§ To do:
Look through the lines below and extract each one that contains "with".

------------

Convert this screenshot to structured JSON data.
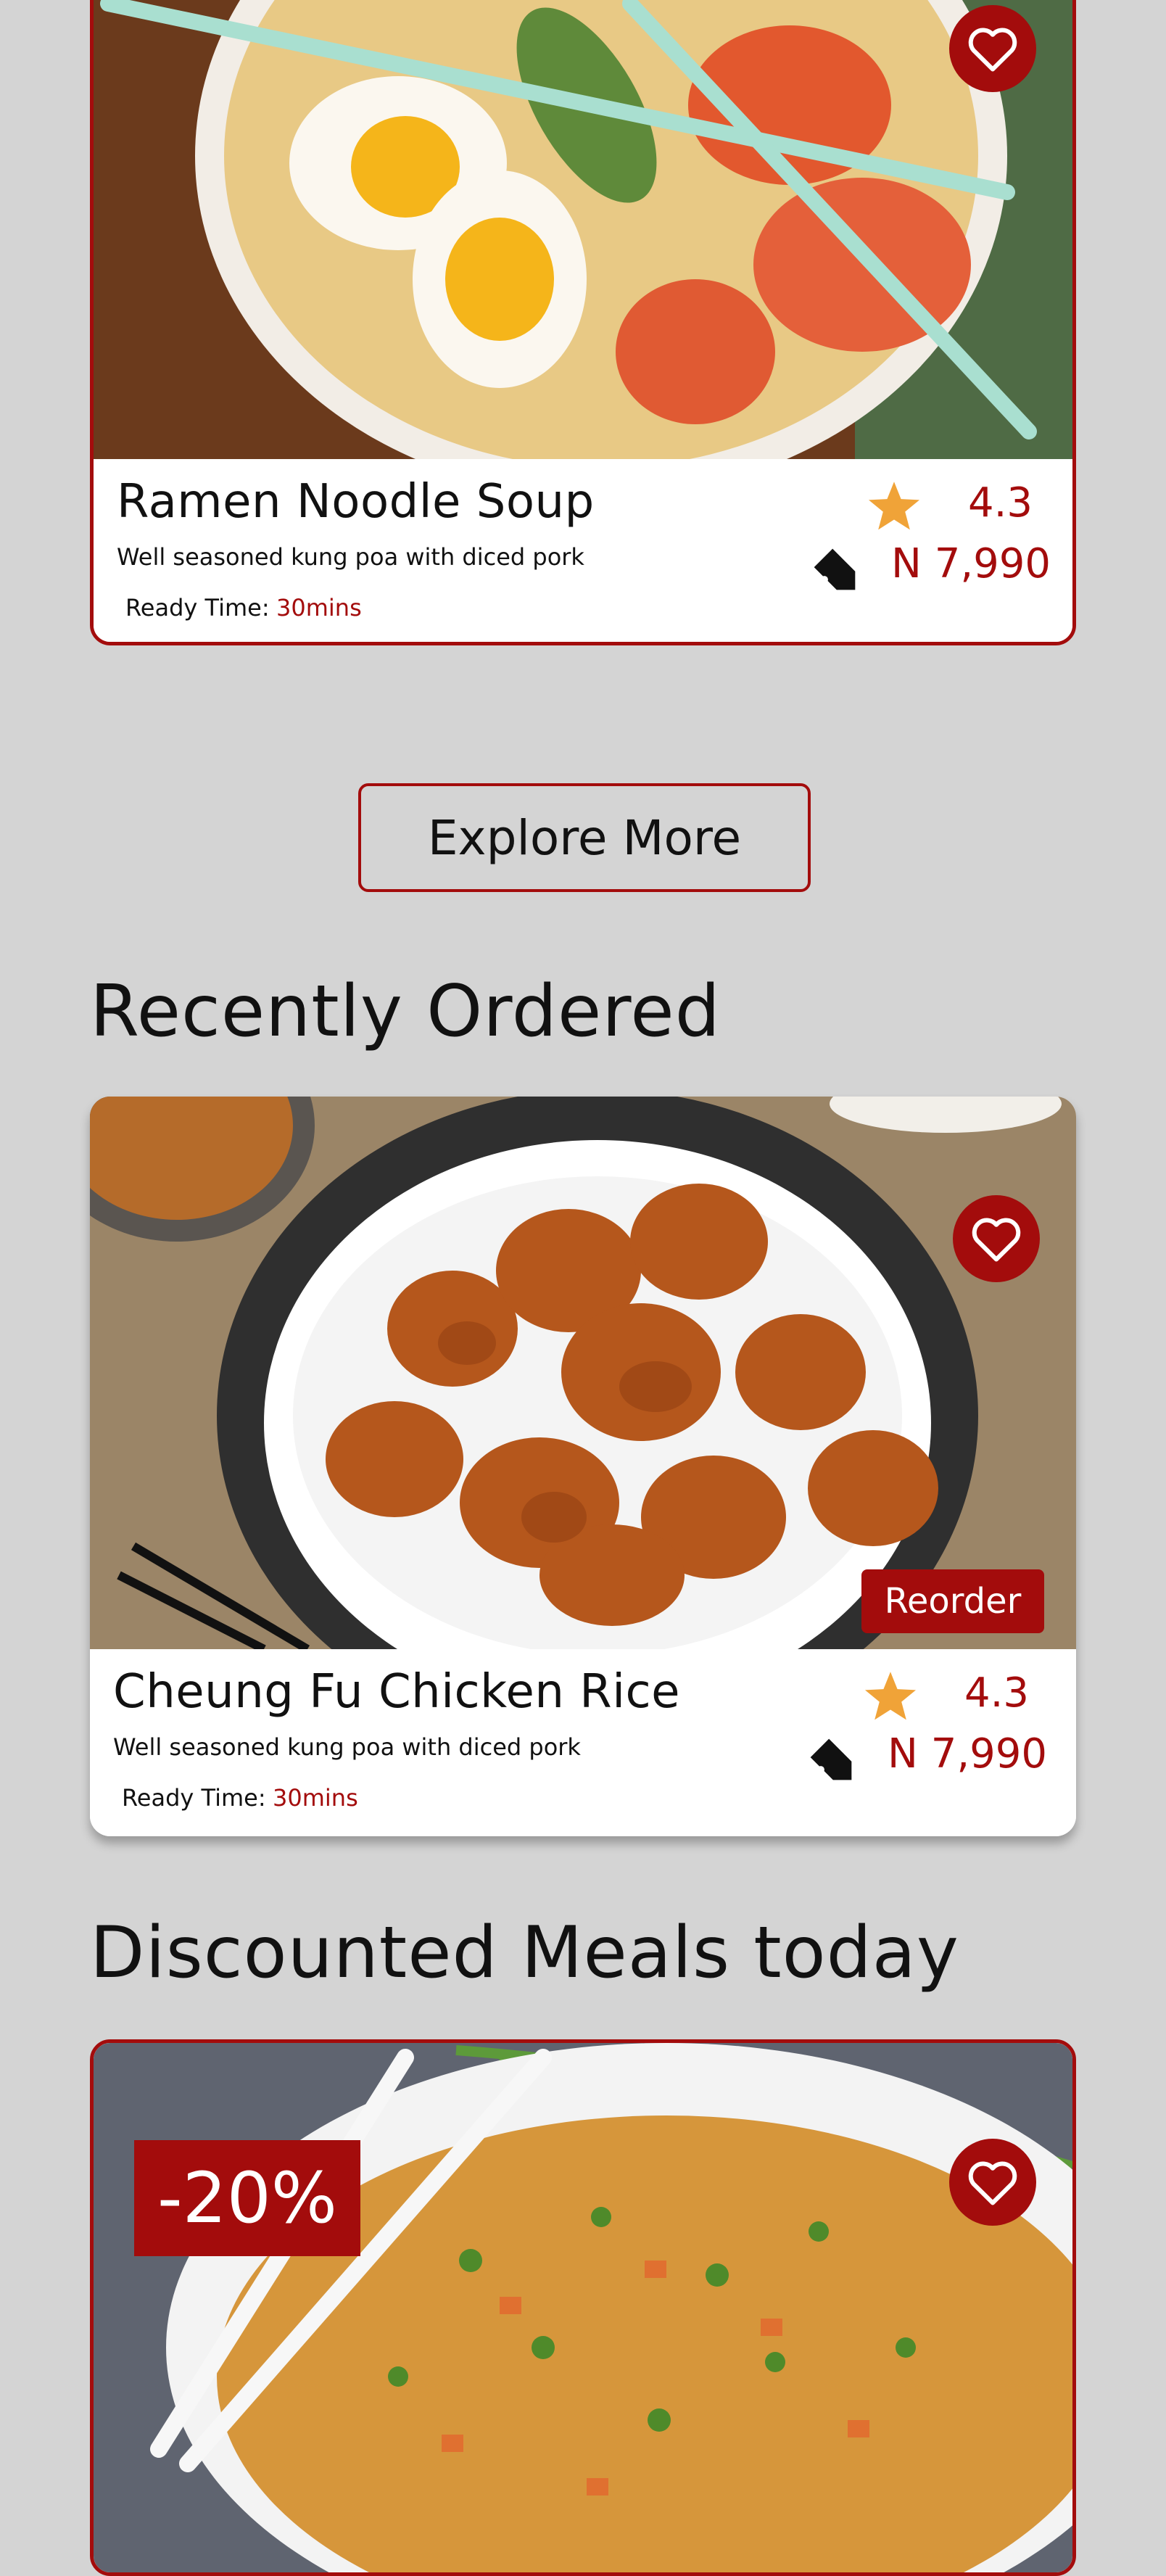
{
  "top_card": {
    "name": "Ramen Noodle Soup",
    "description": "Well seasoned kung poa with diced pork",
    "ready_label": "Ready Time:",
    "ready_value": "30mins",
    "rating": "4.3",
    "price": "N 7,990",
    "icons": [
      "heart-icon",
      "star-icon",
      "price-tag-icon"
    ]
  },
  "explore_button": "Explore More",
  "recently_ordered": {
    "title": "Recently Ordered",
    "card": {
      "name": "Cheung Fu Chicken Rice",
      "description": "Well seasoned kung poa with diced pork",
      "ready_label": "Ready Time:",
      "ready_value": "30mins",
      "rating": "4.3",
      "price": "N 7,990",
      "reorder_label": "Reorder"
    }
  },
  "discounted": {
    "title": "Discounted Meals today",
    "badge": "-20%"
  },
  "colors": {
    "accent": "#a30c0c",
    "background": "#d4d4d4",
    "star": "#f0a338"
  }
}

------------

§ Result of this exercise:
    "description": "Well seasoned kung poa with diced pork",
      "description": "Well seasoned kung poa with diced pork",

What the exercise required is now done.